[Records taken from a collection]
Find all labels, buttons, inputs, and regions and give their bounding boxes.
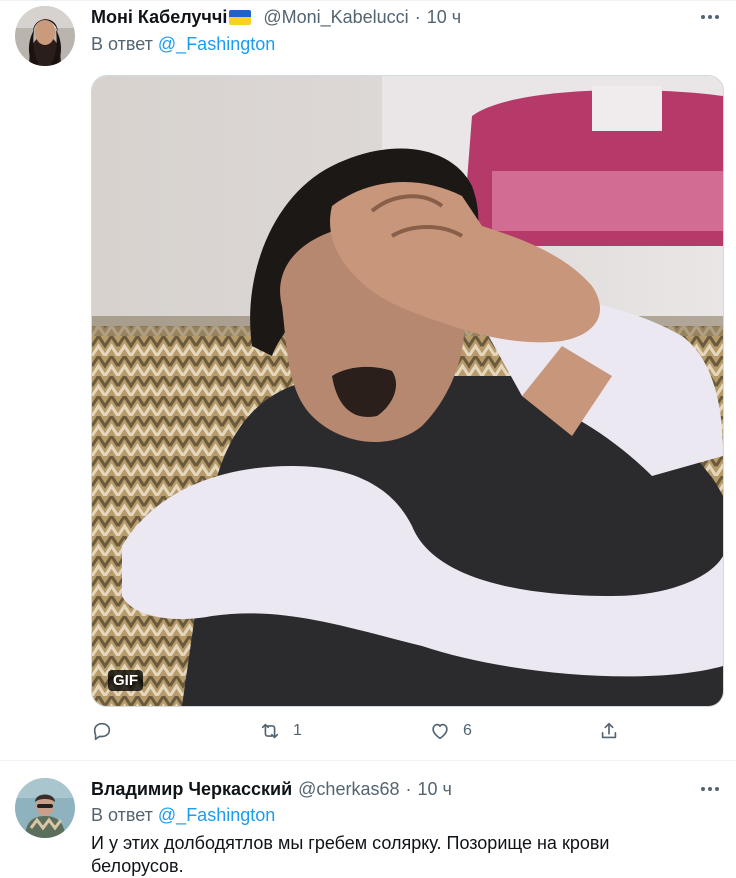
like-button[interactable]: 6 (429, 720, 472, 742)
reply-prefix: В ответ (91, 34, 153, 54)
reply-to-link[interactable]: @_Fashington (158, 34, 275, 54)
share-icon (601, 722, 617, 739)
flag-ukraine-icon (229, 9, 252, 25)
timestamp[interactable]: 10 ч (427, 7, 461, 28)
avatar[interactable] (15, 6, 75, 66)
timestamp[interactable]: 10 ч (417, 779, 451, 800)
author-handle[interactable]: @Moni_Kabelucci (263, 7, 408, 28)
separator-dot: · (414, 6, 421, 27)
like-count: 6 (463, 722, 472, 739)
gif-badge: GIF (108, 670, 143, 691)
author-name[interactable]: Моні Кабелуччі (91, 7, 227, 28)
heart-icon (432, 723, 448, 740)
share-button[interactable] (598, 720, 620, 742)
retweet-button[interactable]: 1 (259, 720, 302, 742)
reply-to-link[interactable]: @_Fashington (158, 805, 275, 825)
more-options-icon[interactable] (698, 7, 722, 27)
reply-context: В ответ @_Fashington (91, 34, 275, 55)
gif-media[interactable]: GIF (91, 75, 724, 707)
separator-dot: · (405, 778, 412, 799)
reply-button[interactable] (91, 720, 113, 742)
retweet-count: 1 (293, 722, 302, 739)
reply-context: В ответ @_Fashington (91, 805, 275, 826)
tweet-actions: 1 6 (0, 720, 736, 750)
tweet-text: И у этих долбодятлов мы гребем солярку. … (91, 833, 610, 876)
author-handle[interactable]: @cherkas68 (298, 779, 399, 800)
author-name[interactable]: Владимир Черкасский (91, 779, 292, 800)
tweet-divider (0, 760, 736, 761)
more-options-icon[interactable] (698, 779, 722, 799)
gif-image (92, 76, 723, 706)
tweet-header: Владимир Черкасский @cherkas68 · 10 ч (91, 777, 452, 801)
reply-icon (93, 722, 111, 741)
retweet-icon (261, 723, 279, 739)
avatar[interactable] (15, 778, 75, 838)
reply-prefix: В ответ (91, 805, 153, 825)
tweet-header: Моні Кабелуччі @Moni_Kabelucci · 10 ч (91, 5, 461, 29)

---

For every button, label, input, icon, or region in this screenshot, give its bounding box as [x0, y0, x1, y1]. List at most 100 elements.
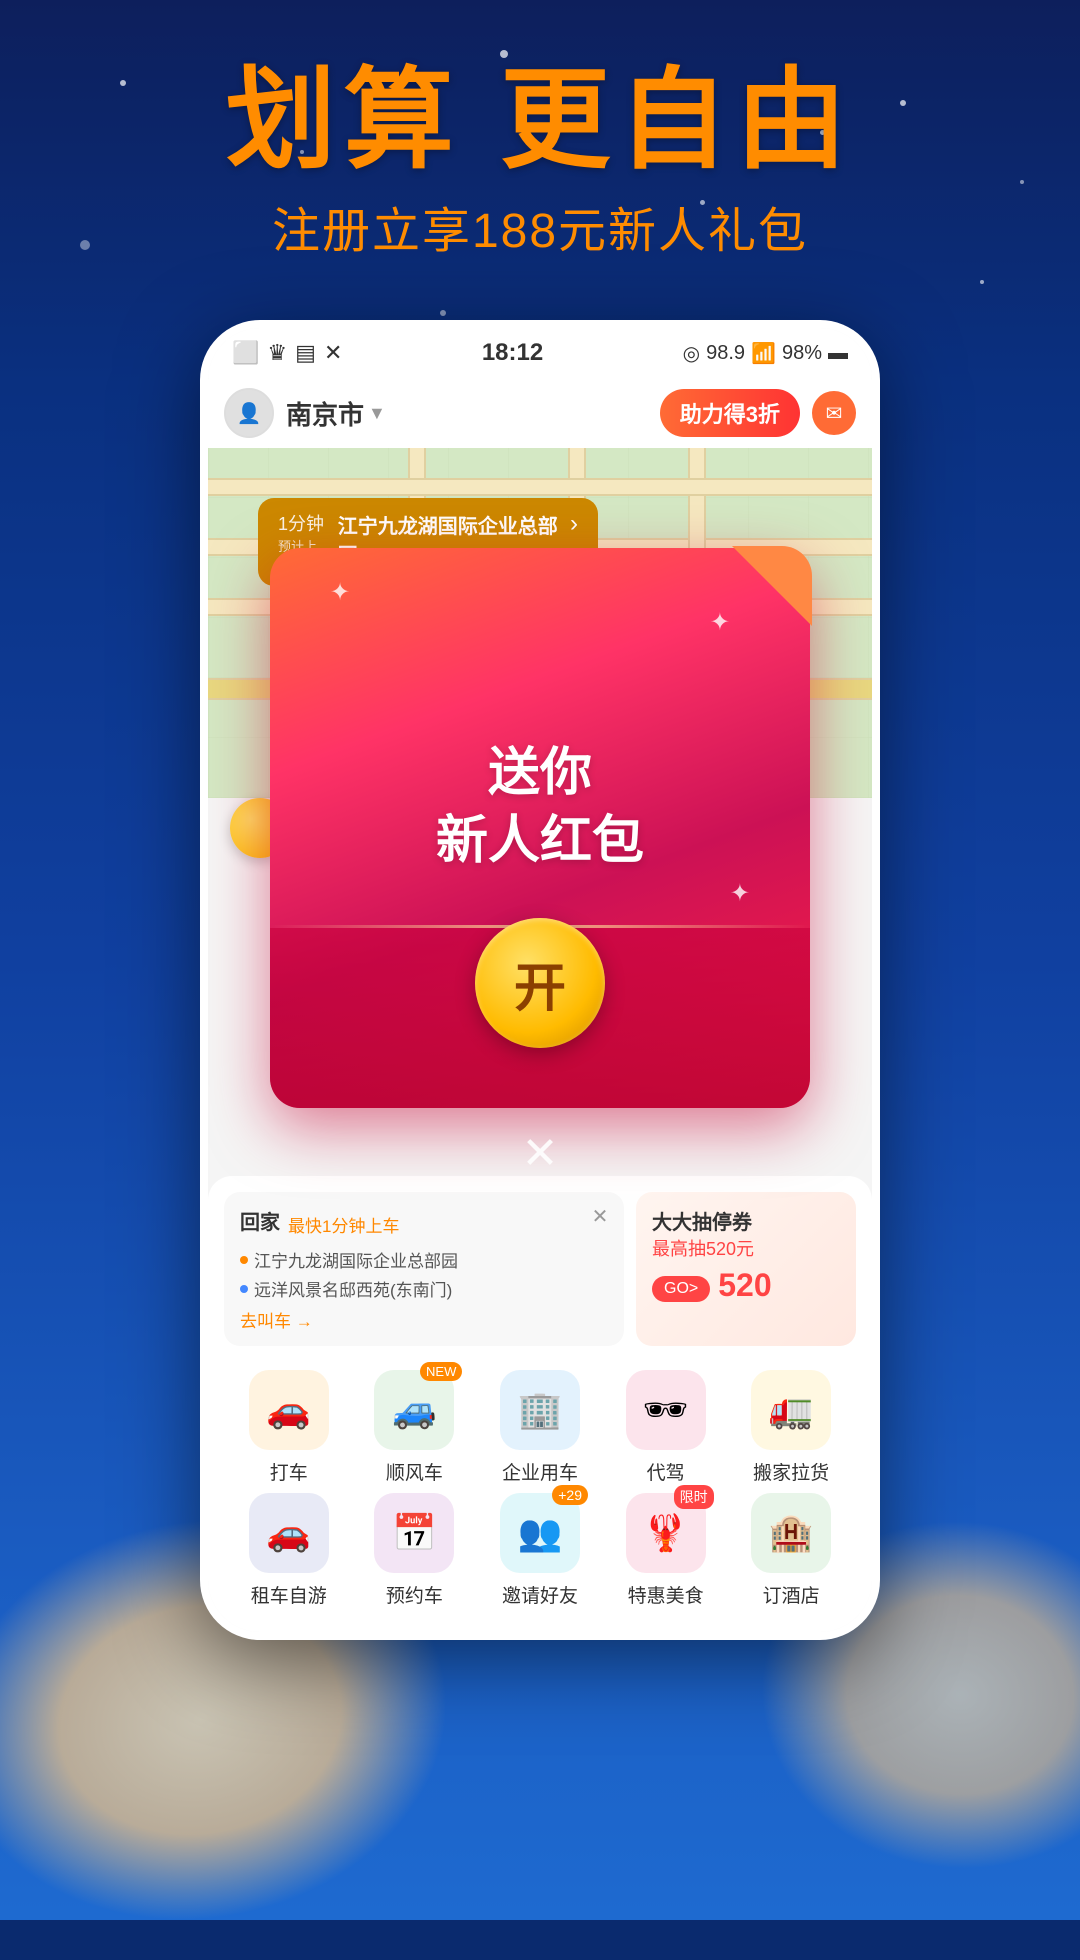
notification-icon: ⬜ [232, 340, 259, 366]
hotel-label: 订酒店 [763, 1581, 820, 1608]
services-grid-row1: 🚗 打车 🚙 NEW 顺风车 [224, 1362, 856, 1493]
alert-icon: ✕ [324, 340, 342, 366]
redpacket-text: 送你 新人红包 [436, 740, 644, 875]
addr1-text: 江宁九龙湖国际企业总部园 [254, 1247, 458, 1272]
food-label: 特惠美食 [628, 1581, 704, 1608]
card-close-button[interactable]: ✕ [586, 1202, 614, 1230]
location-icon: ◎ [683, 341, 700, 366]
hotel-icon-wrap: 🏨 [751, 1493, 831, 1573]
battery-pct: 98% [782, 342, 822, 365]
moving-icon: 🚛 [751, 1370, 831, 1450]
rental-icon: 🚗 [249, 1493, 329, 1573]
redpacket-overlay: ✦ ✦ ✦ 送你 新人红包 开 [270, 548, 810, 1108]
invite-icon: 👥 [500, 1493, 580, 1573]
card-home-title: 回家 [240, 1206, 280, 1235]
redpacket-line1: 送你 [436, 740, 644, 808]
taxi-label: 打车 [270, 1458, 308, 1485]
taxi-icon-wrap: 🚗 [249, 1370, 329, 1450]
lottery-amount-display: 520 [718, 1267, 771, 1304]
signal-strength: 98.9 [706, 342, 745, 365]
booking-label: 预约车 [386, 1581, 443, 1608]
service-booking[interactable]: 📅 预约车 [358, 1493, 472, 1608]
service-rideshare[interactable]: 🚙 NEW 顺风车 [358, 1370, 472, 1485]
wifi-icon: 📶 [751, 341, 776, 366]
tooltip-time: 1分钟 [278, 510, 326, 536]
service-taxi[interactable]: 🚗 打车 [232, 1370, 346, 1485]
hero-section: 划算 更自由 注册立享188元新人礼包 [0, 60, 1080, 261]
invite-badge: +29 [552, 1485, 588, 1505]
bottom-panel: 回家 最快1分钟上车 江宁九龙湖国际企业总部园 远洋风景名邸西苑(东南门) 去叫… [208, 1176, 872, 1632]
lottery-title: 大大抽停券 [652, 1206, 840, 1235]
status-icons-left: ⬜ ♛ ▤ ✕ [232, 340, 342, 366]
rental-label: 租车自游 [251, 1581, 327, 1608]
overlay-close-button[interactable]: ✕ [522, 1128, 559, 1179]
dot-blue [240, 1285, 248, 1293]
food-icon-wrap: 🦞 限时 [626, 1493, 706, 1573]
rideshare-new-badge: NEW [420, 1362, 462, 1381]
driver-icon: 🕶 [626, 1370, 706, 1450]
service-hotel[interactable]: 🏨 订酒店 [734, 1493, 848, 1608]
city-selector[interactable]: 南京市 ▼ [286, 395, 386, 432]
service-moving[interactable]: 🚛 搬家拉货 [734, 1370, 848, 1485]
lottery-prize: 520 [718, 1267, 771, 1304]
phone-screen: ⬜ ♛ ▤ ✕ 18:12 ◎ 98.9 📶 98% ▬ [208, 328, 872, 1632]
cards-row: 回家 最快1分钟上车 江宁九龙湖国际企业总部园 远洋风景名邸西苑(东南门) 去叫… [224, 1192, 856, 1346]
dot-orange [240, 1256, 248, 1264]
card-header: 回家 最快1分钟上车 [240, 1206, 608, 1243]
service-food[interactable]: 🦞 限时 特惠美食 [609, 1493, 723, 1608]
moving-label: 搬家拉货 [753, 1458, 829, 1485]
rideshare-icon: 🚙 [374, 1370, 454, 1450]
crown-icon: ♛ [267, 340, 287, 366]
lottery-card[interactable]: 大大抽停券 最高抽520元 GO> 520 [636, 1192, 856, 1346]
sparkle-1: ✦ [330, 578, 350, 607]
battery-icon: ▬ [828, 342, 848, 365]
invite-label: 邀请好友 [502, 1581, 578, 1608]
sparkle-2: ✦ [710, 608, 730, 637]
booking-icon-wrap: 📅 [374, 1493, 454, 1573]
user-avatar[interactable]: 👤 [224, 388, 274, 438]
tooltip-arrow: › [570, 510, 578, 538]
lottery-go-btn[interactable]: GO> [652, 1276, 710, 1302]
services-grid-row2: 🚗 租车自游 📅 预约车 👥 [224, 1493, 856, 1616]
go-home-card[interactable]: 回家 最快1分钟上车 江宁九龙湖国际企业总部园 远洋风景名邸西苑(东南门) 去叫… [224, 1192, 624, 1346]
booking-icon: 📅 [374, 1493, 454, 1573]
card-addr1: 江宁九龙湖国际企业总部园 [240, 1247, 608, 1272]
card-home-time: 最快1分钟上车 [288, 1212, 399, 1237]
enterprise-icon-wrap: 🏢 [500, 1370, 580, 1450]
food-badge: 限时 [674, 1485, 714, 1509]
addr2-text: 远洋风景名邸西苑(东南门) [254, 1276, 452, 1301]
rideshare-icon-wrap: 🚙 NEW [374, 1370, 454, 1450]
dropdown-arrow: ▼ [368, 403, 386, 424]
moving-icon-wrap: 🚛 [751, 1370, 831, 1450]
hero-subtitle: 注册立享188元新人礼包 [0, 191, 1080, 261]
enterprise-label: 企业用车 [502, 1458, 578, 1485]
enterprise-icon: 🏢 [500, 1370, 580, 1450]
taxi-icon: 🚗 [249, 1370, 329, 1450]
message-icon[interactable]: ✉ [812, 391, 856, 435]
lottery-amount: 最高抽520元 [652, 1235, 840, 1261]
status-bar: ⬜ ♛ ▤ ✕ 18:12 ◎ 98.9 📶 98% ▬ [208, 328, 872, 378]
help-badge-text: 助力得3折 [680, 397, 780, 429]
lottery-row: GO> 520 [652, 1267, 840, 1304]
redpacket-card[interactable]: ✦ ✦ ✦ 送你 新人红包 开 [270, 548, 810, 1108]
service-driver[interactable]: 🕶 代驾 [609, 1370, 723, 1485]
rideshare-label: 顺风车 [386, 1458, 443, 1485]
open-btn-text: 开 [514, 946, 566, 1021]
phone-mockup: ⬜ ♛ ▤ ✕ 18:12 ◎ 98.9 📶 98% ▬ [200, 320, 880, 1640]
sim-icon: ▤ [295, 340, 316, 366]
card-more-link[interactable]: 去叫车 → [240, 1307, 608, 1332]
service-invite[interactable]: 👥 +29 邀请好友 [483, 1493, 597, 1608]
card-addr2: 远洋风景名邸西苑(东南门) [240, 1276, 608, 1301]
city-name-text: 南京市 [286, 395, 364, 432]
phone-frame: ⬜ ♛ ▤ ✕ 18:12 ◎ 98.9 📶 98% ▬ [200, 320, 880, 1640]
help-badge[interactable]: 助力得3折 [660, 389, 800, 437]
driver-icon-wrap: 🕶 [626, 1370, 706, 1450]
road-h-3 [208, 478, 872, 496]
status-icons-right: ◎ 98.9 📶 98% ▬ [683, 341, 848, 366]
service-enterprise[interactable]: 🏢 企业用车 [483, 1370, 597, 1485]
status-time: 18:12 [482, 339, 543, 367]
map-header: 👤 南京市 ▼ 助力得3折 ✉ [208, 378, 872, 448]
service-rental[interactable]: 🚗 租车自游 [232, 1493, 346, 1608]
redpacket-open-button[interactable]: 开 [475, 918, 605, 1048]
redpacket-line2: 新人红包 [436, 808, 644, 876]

==

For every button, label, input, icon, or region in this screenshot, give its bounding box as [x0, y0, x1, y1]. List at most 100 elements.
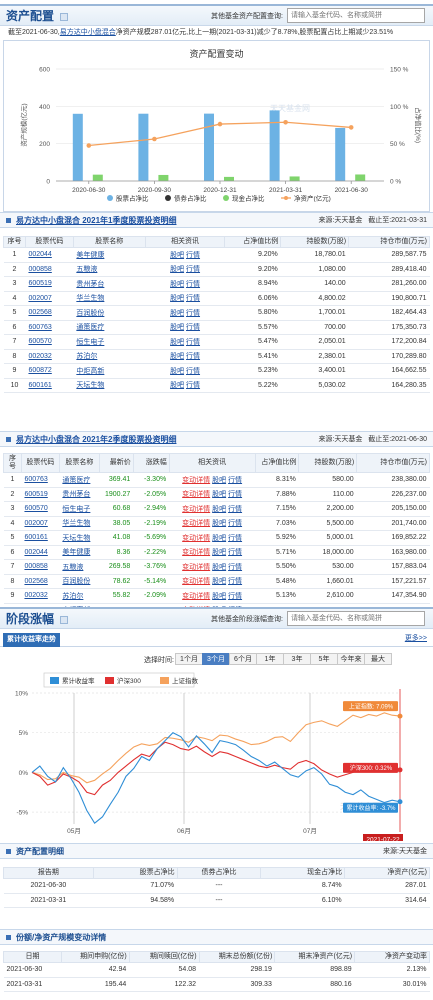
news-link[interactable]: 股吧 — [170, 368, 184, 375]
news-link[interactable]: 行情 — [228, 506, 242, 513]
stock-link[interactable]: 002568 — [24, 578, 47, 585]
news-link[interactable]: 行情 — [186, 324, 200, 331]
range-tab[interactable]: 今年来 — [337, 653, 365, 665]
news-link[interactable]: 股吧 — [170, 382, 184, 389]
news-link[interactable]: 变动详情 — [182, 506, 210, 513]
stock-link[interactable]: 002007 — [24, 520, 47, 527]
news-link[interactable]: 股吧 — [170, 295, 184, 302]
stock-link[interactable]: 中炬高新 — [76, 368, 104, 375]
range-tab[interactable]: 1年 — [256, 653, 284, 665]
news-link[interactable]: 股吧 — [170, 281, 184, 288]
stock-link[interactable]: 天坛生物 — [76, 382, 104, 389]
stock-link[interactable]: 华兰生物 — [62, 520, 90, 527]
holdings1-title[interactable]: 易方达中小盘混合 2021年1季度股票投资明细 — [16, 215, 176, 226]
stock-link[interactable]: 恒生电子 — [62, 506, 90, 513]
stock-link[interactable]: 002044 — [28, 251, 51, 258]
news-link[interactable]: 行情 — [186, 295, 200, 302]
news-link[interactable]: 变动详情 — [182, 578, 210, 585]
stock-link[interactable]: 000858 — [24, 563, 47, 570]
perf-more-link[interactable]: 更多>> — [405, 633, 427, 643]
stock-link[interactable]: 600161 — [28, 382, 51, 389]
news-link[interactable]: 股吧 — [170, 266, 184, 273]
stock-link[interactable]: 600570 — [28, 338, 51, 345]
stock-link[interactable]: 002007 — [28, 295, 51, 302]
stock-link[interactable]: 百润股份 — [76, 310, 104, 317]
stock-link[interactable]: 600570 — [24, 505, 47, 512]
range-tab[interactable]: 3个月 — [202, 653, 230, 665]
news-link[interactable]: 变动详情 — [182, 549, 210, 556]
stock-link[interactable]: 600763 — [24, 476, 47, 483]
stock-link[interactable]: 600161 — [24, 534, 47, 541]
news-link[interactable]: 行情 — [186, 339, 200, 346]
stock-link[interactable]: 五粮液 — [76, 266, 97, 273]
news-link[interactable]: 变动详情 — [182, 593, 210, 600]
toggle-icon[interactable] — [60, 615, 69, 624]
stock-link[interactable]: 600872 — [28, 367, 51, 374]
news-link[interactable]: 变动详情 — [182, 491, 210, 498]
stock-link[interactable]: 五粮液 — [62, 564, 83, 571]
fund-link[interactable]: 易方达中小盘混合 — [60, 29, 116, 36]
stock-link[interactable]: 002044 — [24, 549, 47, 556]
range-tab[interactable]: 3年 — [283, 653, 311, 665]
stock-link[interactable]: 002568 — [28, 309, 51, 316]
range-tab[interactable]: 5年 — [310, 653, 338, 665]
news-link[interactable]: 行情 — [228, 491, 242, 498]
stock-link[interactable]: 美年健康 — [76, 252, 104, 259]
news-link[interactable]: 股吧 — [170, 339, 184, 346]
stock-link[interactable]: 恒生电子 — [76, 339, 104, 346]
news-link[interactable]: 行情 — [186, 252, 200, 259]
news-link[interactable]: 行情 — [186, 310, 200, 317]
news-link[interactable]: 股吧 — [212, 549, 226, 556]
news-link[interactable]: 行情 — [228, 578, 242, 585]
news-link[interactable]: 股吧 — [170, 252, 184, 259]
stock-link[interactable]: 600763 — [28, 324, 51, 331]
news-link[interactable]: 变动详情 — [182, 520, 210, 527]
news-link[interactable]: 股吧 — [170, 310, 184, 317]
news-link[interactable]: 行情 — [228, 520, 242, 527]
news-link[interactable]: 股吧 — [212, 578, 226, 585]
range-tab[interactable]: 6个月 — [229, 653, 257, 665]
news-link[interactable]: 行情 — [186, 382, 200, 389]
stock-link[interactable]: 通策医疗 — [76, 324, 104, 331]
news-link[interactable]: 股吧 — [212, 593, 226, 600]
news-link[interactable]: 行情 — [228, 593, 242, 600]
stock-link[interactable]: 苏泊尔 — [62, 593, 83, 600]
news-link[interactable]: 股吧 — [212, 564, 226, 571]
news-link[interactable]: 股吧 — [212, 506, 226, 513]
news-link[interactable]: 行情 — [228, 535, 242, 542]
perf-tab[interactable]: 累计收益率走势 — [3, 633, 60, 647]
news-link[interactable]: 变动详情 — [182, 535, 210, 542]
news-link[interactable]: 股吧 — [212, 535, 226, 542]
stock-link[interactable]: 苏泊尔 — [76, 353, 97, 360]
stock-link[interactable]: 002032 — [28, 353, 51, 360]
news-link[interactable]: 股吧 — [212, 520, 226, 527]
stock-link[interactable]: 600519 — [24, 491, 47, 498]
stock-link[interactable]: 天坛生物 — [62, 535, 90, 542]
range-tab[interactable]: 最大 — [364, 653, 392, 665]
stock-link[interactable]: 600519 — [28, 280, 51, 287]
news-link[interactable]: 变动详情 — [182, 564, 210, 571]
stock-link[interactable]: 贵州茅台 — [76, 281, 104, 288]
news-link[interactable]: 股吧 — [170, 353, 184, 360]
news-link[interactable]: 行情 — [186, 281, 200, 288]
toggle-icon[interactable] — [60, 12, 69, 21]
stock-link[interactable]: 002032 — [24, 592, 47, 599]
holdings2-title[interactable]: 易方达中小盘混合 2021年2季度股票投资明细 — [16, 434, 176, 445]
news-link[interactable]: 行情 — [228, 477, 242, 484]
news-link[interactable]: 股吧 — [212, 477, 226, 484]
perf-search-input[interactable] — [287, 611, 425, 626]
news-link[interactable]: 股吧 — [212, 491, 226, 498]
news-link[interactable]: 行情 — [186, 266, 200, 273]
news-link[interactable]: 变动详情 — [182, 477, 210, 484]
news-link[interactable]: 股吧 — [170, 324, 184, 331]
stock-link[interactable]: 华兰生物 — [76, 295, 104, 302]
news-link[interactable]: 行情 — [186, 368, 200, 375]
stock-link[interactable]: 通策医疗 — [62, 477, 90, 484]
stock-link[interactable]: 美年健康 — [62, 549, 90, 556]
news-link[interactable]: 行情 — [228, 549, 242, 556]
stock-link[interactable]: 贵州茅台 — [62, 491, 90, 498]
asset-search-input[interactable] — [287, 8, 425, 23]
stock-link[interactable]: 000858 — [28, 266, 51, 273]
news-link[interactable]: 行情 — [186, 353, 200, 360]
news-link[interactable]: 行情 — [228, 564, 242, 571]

**Task description**
Quote the record lines word for word, starting at the line that contains "like-button[interactable]: 6 (429, 720, 472, 742)" and ending at the line that contains "tweet-divider (0, 760, 736, 761)".

**Output for this task**
like-button[interactable]: 6 (429, 720, 472, 742)
reply-prefix: В ответ (91, 34, 153, 54)
reply-to-link[interactable]: @_Fashington (158, 34, 275, 54)
share-icon (601, 722, 617, 739)
flag-ukraine-icon (229, 9, 252, 25)
timestamp[interactable]: 10 ч (427, 7, 461, 28)
avatar[interactable] (15, 6, 75, 66)
timestamp[interactable]: 10 ч (417, 779, 451, 800)
author-handle[interactable]: @Moni_Kabelucci (263, 7, 408, 28)
separator-dot: · (414, 6, 421, 27)
like-count: 6 (463, 722, 472, 739)
gif-badge: GIF (108, 670, 143, 691)
author-name[interactable]: Моні Кабелуччі (91, 7, 227, 28)
heart-icon (432, 723, 448, 740)
share-button[interactable] (598, 720, 620, 742)
retweet-button[interactable]: 1 (259, 720, 302, 742)
reply-to-link[interactable]: @_Fashington (158, 805, 275, 825)
more-options-icon[interactable] (698, 7, 722, 27)
reply-context: В ответ @_Fashington (91, 34, 275, 55)
gif-media[interactable]: GIF (91, 75, 724, 707)
separator-dot: · (405, 778, 412, 799)
reply-button[interactable] (91, 720, 113, 742)
retweet-count: 1 (293, 722, 302, 739)
reply-context: В ответ @_Fashington (91, 805, 275, 826)
tweet-actions: 1 6 (0, 720, 736, 750)
tweet-text: И у этих долбодятлов мы гребем солярку. … (91, 833, 610, 876)
author-handle[interactable]: @cherkas68 (298, 779, 399, 800)
author-name[interactable]: Владимир Черкасский (91, 779, 292, 800)
tweet-divider (0, 760, 736, 761)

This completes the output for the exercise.